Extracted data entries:
•••
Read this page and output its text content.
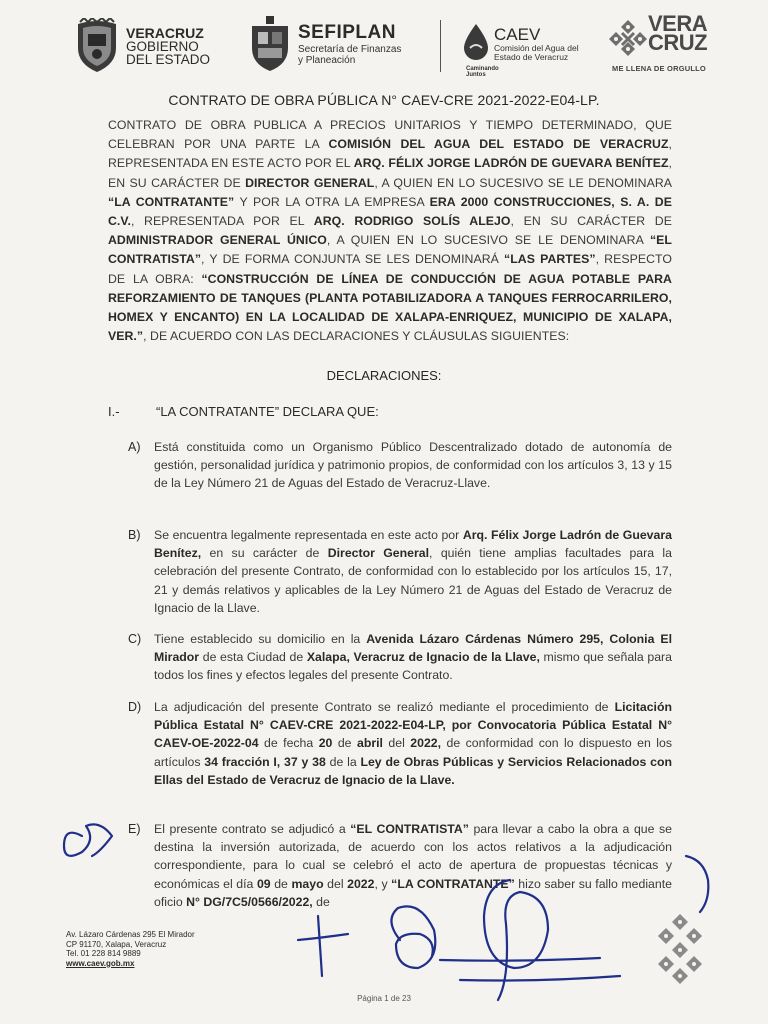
VERACRUZ
GOBIERNO
DEL ESTADO
SEFIPLAN
Secretaría de Finanzas
y Planeación
CAEV
Comisión del Agua del
Estado de Veracruz
Caminando
Juntos
VERA
CRUZ
ME LLENA DE ORGULLO
CONTRATO DE OBRA PÚBLICA N° CAEV-CRE 2021-2022-E04-LP.
CONTRATO DE OBRA PUBLICA A PRECIOS UNITARIOS Y TIEMPO DETERMINADO, QUE CELEBRAN POR UNA PARTE LA COMISIÓN DEL AGUA DEL ESTADO DE VERACRUZ, REPRESENTADA EN ESTE ACTO POR EL ARQ. FÉLIX JORGE LADRÓN DE GUEVARA BENÍTEZ, EN SU CARÁCTER DE DIRECTOR GENERAL, A QUIEN EN LO SUCESIVO SE LE DENOMINARA “LA CONTRATANTE” Y POR LA OTRA LA EMPRESA ERA 2000 CONSTRUCCIONES, S. A. DE C.V., REPRESENTADA POR EL ARQ. RODRIGO SOLÍS ALEJO, EN SU CARÁCTER DE ADMINISTRADOR GENERAL ÚNICO, A QUIEN EN LO SUCESIVO SE LE DENOMINARA “EL CONTRATISTA”, Y DE FORMA CONJUNTA SE LES DENOMINARÁ “LAS PARTES”, RESPECTO DE LA OBRA: “CONSTRUCCIÓN DE LÍNEA DE CONDUCCIÓN DE AGUA POTABLE PARA REFORZAMIENTO DE TANQUES (PLANTA POTABILIZADORA A TANQUES FERROCARRILERO, HOMEX Y ENCANTO) EN LA LOCALIDAD DE XALAPA-ENRIQUEZ, MUNICIPIO DE XALAPA, VER.”, DE ACUERDO CON LAS DECLARACIONES Y CLÁUSULAS SIGUIENTES:
DECLARACIONES:
I.-	“LA CONTRATANTE” DECLARA QUE:
A)	Está constituida como un Organismo Público Descentralizado dotado de autonomía de gestión, personalidad jurídica y patrimonio propios, de conformidad con los artículos 3, 13 y 15 de la Ley Número 21 de Aguas del Estado de Veracruz-Llave.
B)	Se encuentra legalmente representada en este acto por Arq. Félix Jorge Ladrón de Guevara Benítez, en su carácter de Director General, quién tiene amplias facultades para la celebración del presente Contrato, de conformidad con lo establecido por los artículos 15, 17, 21 y demás relativos y aplicables de la Ley Número 21 de Aguas del Estado de Veracruz de Ignacio de la Llave.
C)	Tiene establecido su domicilio en la Avenida Lázaro Cárdenas Número 295, Colonia El Mirador de esta Ciudad de Xalapa, Veracruz de Ignacio de la Llave, mismo que señala para todos los fines y efectos legales del presente Contrato.
D)	La adjudicación del presente Contrato se realizó mediante el procedimiento de Licitación Pública Estatal N° CAEV-CRE 2021-2022-E04-LP, por Convocatoria Pública Estatal N° CAEV-OE-2022-04 de fecha 20 de abril del 2022, de conformidad con lo dispuesto en los artículos 34 fracción I, 37 y 38 de la Ley de Obras Públicas y Servicios Relacionados con Ellas del Estado de Veracruz de Ignacio de la Llave.
E)	El presente contrato se adjudicó a “EL CONTRATISTA” para llevar a cabo la obra a que se destina la inversión autorizada, de acuerdo con los actos relativos a la adjudicación correspondiente, para lo cual se celebró el acto de apertura de propuestas técnicas y económicas el día 09 de mayo del 2022, y “LA CONTRATANTE” hizo saber su fallo mediante oficio N° DG/7C5/0566/2022, de
Av. Lázaro Cárdenas 295 El Mirador
CP 91170, Xalapa, Veracruz
Tel. 01 228 814 9889
www.caev.gob.mx
Página 1 de 23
•••
Where a line holds "relativos", copy it out.

Answer below
B)	Se encuentra legalmente representada en este acto por Arq. Félix Jorge Ladrón de Guevara Benítez, en su carácter de Director General, quién tiene amplias facultades para la celebración del presente Contrato, de conformidad con lo establecido por los artículos 15, 17, 21 y demás relativos y aplicables de la Ley Número 21 de Aguas del Estado de Veracruz de Ignacio de la Llave.
E)	El presente contrato se adjudicó a “EL CONTRATISTA” para llevar a cabo la obra a que se destina la inversión autorizada, de acuerdo con los actos relativos a la adjudicación correspondiente, para lo cual se celebró el acto de apertura de propuestas técnicas y económicas el día 09 de mayo del 2022, y “LA CONTRATANTE” hizo saber su fallo mediante oficio N° DG/7C5/0566/2022, de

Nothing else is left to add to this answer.